**Provided records:**
------------

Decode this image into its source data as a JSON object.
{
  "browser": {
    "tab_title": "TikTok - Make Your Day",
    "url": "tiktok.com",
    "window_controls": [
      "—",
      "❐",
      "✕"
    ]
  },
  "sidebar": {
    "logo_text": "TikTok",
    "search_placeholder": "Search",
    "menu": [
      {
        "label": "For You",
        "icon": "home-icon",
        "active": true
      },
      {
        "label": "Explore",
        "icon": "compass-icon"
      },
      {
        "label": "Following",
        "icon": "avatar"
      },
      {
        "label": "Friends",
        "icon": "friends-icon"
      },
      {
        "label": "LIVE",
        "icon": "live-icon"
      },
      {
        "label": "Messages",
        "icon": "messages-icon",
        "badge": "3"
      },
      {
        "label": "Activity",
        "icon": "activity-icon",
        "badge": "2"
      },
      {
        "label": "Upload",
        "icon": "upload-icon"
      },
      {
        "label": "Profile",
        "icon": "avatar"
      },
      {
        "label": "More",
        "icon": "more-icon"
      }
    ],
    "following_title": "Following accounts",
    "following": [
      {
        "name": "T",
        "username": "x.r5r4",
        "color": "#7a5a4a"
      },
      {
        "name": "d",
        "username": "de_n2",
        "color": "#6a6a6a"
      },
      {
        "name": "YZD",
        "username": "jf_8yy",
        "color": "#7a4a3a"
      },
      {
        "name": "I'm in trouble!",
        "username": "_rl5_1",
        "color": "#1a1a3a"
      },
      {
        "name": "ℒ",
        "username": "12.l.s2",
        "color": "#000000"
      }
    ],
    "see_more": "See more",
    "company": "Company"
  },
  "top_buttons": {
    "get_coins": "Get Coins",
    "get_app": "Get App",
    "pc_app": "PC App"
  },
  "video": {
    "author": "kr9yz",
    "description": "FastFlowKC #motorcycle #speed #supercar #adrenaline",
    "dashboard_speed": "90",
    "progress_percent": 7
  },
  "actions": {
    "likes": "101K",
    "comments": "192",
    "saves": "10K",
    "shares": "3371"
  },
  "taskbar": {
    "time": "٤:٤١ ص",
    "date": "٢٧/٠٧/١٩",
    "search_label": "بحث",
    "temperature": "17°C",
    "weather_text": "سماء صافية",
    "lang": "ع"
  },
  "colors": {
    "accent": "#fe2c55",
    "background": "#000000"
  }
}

------------

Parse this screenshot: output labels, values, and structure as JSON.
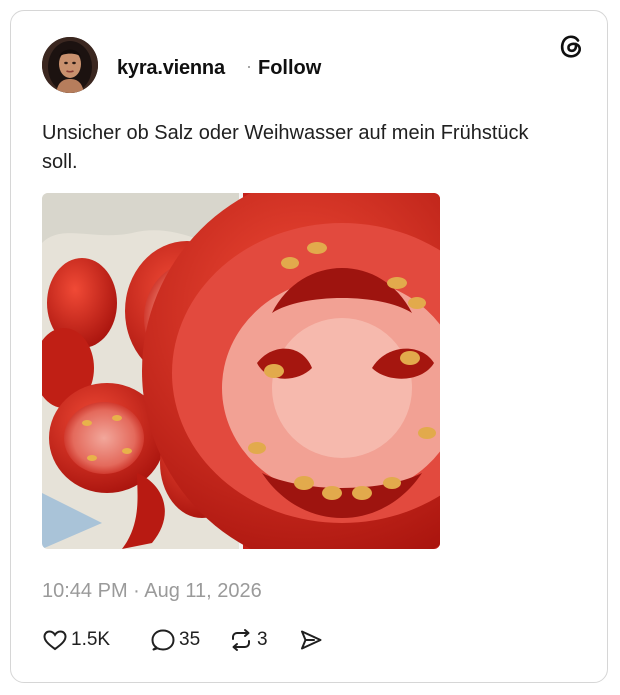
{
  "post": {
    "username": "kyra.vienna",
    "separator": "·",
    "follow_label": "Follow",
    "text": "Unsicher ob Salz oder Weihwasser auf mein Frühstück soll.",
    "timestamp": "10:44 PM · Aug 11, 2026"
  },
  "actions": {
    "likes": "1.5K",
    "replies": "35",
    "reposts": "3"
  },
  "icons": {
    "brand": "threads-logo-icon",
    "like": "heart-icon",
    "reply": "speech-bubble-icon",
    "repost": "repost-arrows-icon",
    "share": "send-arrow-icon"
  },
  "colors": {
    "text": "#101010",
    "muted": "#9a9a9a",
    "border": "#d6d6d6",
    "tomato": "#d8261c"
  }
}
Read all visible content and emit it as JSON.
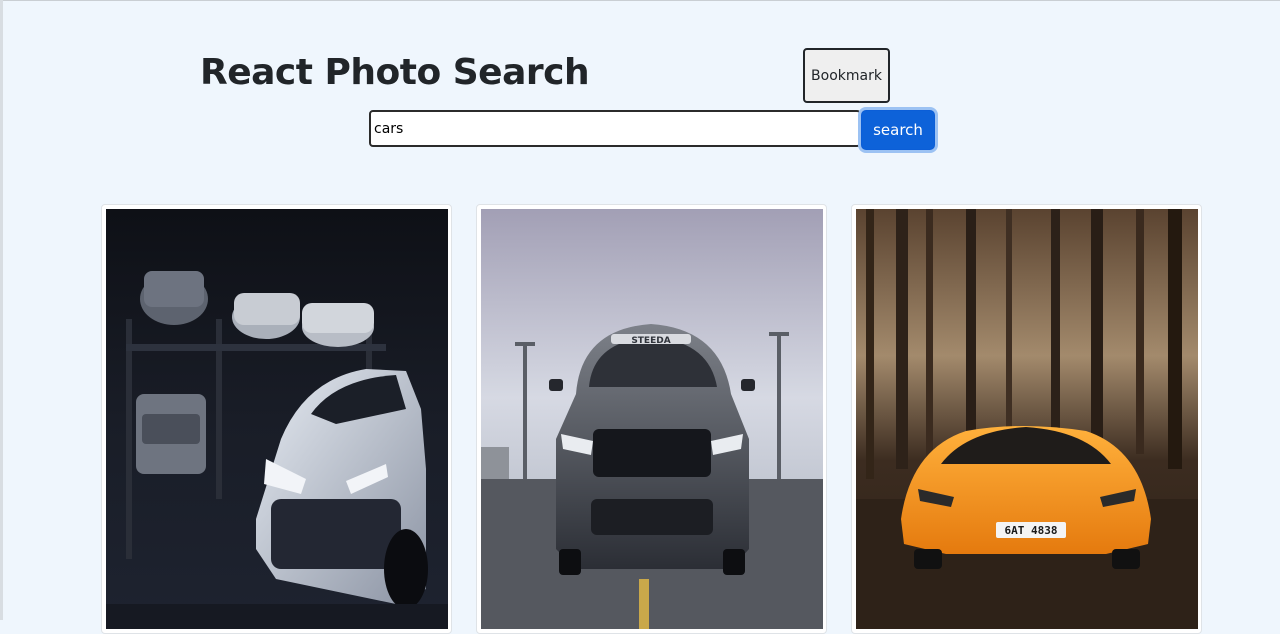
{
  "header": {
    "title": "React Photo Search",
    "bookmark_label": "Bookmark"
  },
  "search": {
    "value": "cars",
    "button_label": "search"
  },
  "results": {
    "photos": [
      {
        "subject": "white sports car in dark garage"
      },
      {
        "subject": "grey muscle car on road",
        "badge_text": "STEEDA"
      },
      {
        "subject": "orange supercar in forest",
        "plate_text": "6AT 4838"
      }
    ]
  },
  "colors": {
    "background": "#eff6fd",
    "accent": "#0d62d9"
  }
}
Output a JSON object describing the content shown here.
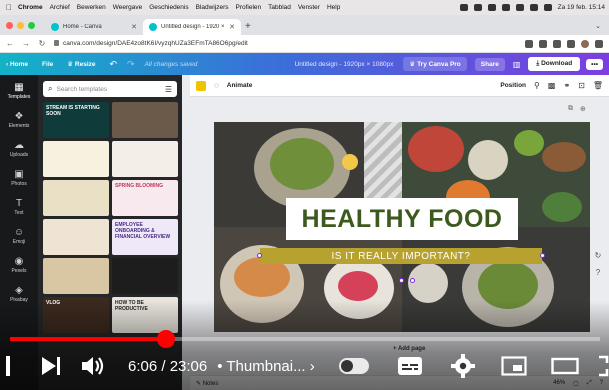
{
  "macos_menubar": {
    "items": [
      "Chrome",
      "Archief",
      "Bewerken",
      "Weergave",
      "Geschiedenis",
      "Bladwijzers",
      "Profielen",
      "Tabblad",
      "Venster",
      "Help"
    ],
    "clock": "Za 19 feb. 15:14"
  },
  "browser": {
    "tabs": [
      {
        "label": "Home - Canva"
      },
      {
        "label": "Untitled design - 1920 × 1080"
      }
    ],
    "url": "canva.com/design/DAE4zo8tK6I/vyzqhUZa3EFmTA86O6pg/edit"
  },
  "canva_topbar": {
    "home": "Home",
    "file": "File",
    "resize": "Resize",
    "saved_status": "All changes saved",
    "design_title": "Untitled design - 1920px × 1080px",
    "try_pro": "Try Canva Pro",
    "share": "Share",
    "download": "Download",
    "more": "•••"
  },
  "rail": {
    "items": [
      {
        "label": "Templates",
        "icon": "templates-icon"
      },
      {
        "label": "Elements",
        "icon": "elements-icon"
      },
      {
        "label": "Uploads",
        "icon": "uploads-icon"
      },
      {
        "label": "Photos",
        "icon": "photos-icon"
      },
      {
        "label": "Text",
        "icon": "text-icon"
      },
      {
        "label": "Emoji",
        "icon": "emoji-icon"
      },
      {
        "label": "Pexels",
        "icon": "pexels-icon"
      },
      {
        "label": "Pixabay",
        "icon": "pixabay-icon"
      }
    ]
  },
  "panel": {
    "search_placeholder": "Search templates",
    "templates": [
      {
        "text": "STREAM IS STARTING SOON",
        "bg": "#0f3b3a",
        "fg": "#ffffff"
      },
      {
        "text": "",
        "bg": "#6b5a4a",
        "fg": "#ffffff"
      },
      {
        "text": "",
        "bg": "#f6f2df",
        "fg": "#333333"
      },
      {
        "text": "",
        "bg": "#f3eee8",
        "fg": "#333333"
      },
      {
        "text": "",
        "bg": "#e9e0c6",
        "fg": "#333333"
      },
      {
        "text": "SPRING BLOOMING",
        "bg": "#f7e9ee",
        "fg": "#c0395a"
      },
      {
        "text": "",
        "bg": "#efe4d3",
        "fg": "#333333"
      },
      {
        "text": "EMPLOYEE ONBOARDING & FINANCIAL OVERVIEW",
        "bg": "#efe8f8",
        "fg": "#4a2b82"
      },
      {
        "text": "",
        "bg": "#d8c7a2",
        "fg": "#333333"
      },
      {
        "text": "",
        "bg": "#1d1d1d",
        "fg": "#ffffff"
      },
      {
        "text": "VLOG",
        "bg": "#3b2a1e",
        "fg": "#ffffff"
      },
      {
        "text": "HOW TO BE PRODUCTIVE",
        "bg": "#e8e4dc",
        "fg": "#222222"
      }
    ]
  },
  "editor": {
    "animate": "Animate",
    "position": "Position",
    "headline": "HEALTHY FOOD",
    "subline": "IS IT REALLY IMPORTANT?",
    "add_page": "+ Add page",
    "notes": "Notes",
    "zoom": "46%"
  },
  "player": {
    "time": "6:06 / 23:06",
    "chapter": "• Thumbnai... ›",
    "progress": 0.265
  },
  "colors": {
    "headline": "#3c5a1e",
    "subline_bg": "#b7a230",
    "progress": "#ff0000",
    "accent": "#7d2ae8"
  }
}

------------

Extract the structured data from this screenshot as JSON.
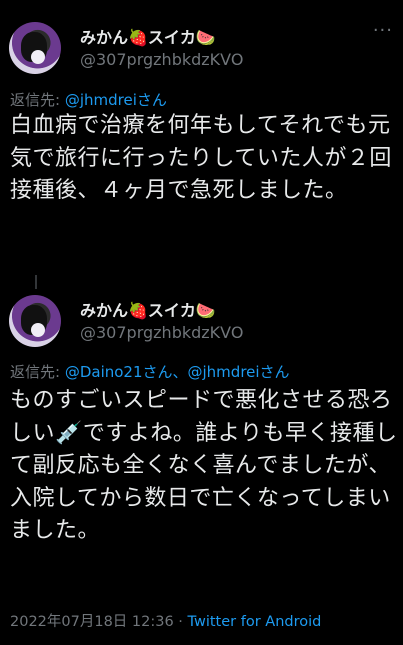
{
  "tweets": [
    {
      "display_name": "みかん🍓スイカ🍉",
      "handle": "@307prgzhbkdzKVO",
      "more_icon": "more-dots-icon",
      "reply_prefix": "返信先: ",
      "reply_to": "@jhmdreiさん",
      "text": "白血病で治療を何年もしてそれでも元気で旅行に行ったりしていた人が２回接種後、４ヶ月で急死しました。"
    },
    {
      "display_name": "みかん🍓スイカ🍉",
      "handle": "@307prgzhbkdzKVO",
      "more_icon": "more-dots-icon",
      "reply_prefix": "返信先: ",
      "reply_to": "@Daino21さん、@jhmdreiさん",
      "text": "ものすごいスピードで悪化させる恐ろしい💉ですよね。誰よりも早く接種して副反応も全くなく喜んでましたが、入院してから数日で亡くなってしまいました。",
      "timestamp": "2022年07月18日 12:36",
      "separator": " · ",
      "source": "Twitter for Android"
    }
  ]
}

------------

**Exercise requirements:**
Where a line in the material above holds "supercar", copy that line.

**Solution:**
    "description": "FastFlowKC #motorcycle #speed #supercar #adrenaline",
        "subject": "orange supercar in forest",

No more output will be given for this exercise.